**PARTIE DU TEXTE**

- - - - - - -

On peut dire qu'on a eu du pot. Om en concert à Toulouse
je n'y aurais jamais cru. Ça fait très fan-boy de dire ça, mais j'assume. Comme
d'hab' on en désespérait de les voir passer au Roadburn, le festival loin, très
loin, et toujours sold-out en une heure, en se disant qu'il y avait presque
autant de chances de les voir enchaîner une tournée que de voir le grand sphinx
Ré-Harmakis se mettre à bouger, tout cachés qu'ils sont derrière leur aura.
D'ailleurs quand Kongfuzi a annoncé les dates, j'ai cru au mirage. Om à Toulouse?
En vrai? Ben ouais.
A la base c'est le temple sonore
de la Dynamo qui devait accueillir l'office. Au final ce sera le Saint des
seins. Pas que je n'aime pas cette dernière salle mais disons qu'outre une
acoustique un poil moins bonne, elle manque singulièrement de charme.
L'ambiance mi-cosy mi-garage de la Dynamo eut été plus adaptée pour Om. Mais
passons. Passons aussi, tant qu'à faire, sur la très étrange et inutile
première partie. Je vais être franc: je n'ai même pas retenu le patronyme des locaux
qui avaient la lourde tâche de chauffer la scène. Je n'ai en mémoire que des
nappes mélodiques dronisantes plus ou moins répétitives et soporifiques.

- - - - - - -

**MATÉRIEL FOURNI**
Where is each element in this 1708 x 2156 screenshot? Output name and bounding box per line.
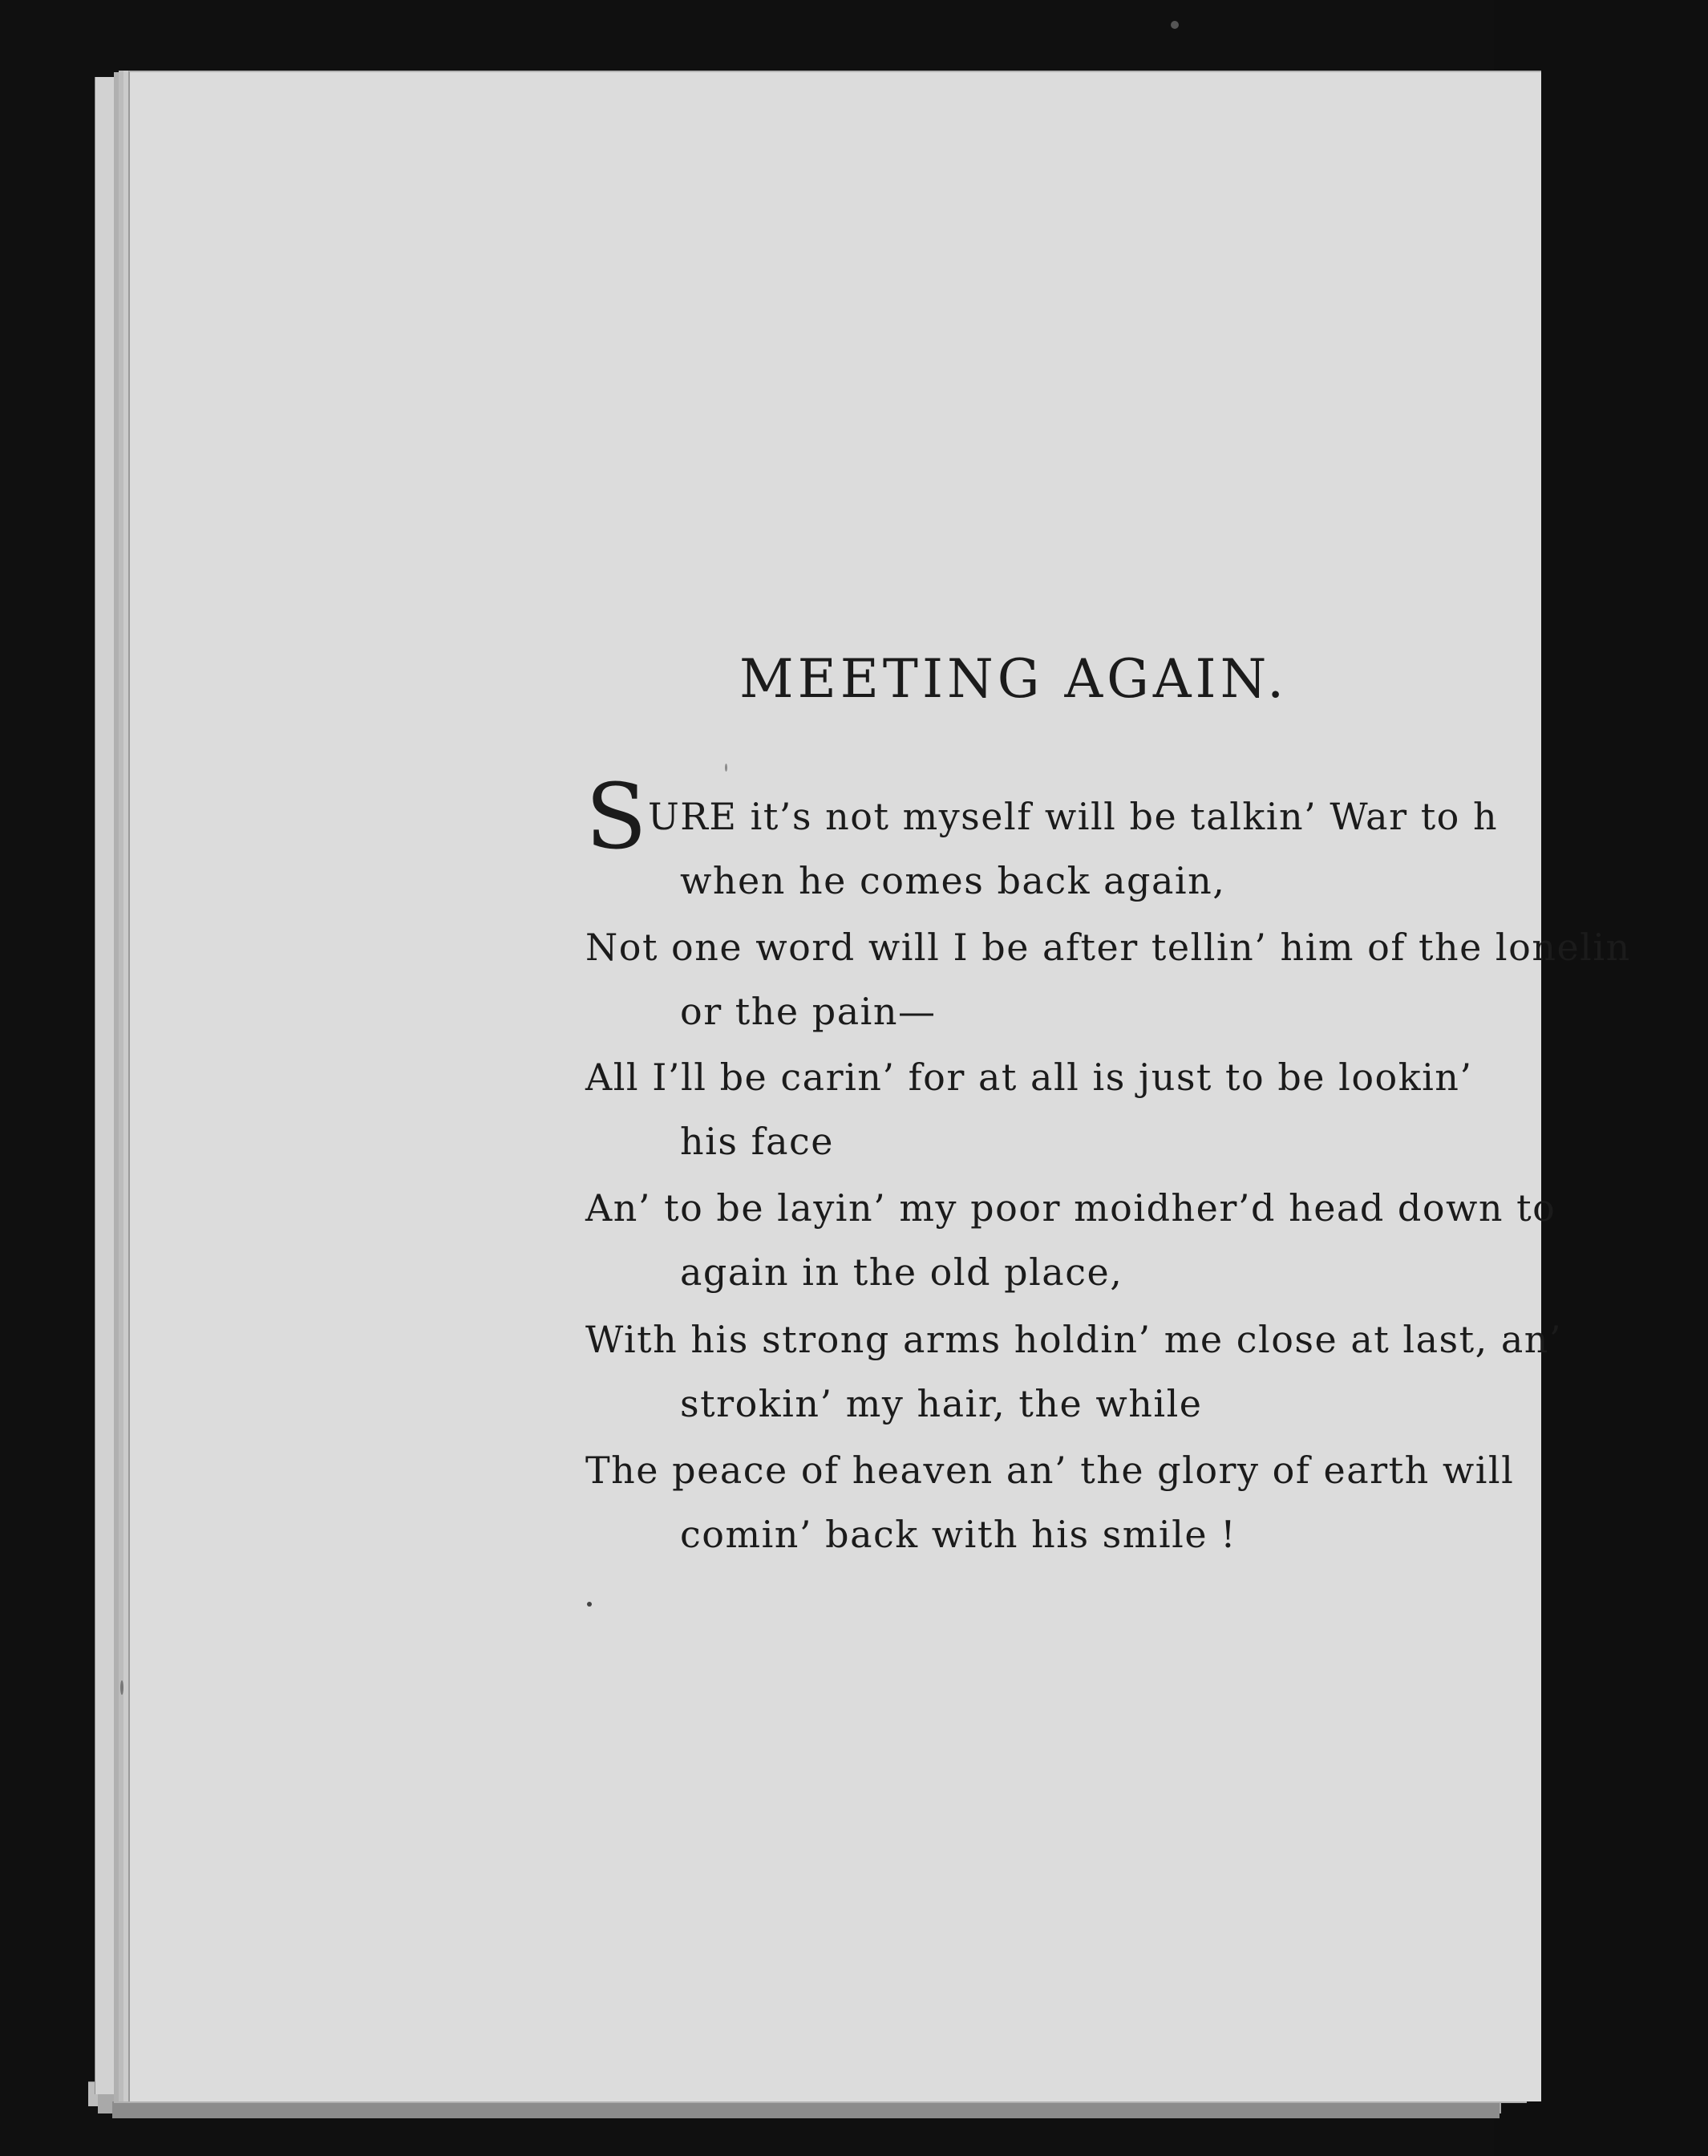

- - - - - - -

Dans le texte sur le concert d'Om, reprends le passage qui commence par les mots « A la base c'est » et s'arrête après « singulièrement de charme. », en remplaçant « charme » par « cachet ». Tu n'as pas besoin du matériel fourni.

A la base c'est le temple sonore
de la Dynamo qui devait accueillir l'office. Au final ce sera le Saint des
seins. Pas que je n'aime pas cette dernière salle mais disons qu'outre une
acoustique un poil moins bonne, elle manque singulièrement de cachet.